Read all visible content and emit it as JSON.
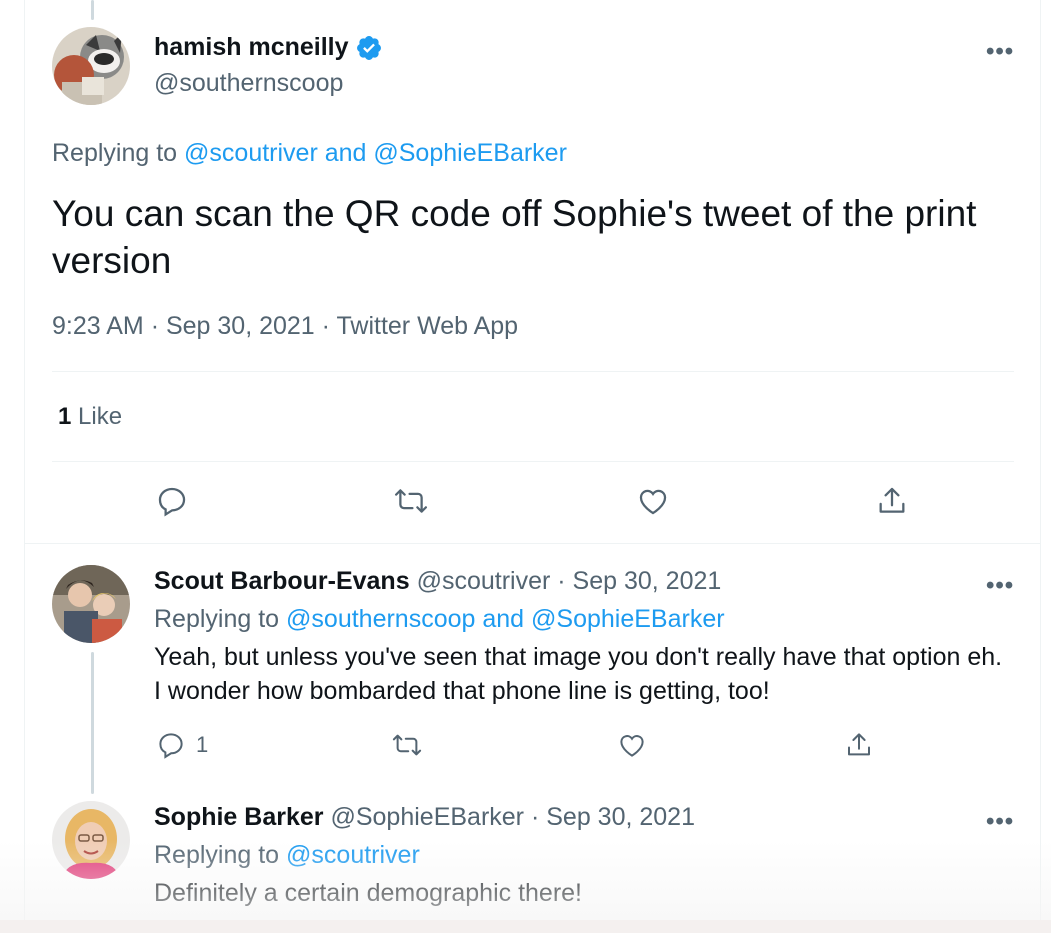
{
  "main_tweet": {
    "author_name": "hamish mcneilly",
    "handle": "@southernscoop",
    "replying_prefix": "Replying to",
    "replying_to": "@scoutriver and @SophieEBarker",
    "text": "You can scan the QR code off Sophie's tweet of the print version",
    "time": "9:23 AM",
    "date": "Sep 30, 2021",
    "source": "Twitter Web App",
    "separator": "·",
    "likes_count": "1",
    "likes_label": "Like",
    "more_icon": "more-icon",
    "verified_icon": "verified-badge-icon"
  },
  "replies": [
    {
      "author_name": "Scout Barbour-Evans",
      "handle": "@scoutriver",
      "separator": "·",
      "date": "Sep 30, 2021",
      "replying_prefix": "Replying to",
      "replying_to": "@southernscoop and @SophieEBarker",
      "text": "Yeah, but unless you've seen that image you don't really have that option eh. I wonder how bombarded that phone line is getting, too!",
      "reply_count": "1"
    },
    {
      "author_name": "Sophie Barker",
      "handle": "@SophieEBarker",
      "separator": "·",
      "date": "Sep 30, 2021",
      "replying_prefix": "Replying to",
      "replying_to": "@scoutriver",
      "text": "Definitely a certain demographic there!"
    }
  ],
  "more_glyph": "•••",
  "icons": [
    "reply-icon",
    "retweet-icon",
    "like-icon",
    "share-icon"
  ],
  "colors": {
    "link": "#1d9bf0",
    "muted": "#536471",
    "text": "#0f1419",
    "divider": "#eff3f4"
  }
}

▶ **WRITTEN REQUEST**: Word for word, quote the lines above. Omit the pictures.

▶ **COMPLETE ANSWER**:
Read all visible content and emit it as JSON.
{
  "main_tweet": {
    "author_name": "hamish mcneilly",
    "handle": "@southernscoop",
    "replying_prefix": "Replying to",
    "replying_to": "@scoutriver and @SophieEBarker",
    "text": "You can scan the QR code off Sophie's tweet of the print version",
    "time": "9:23 AM",
    "date": "Sep 30, 2021",
    "source": "Twitter Web App",
    "separator": "·",
    "likes_count": "1",
    "likes_label": "Like",
    "more_icon": "more-icon",
    "verified_icon": "verified-badge-icon"
  },
  "replies": [
    {
      "author_name": "Scout Barbour-Evans",
      "handle": "@scoutriver",
      "separator": "·",
      "date": "Sep 30, 2021",
      "replying_prefix": "Replying to",
      "replying_to": "@southernscoop and @SophieEBarker",
      "text": "Yeah, but unless you've seen that image you don't really have that option eh. I wonder how bombarded that phone line is getting, too!",
      "reply_count": "1"
    },
    {
      "author_name": "Sophie Barker",
      "handle": "@SophieEBarker",
      "separator": "·",
      "date": "Sep 30, 2021",
      "replying_prefix": "Replying to",
      "replying_to": "@scoutriver",
      "text": "Definitely a certain demographic there!"
    }
  ],
  "more_glyph": "•••",
  "icons": [
    "reply-icon",
    "retweet-icon",
    "like-icon",
    "share-icon"
  ],
  "colors": {
    "link": "#1d9bf0",
    "muted": "#536471",
    "text": "#0f1419",
    "divider": "#eff3f4"
  }
}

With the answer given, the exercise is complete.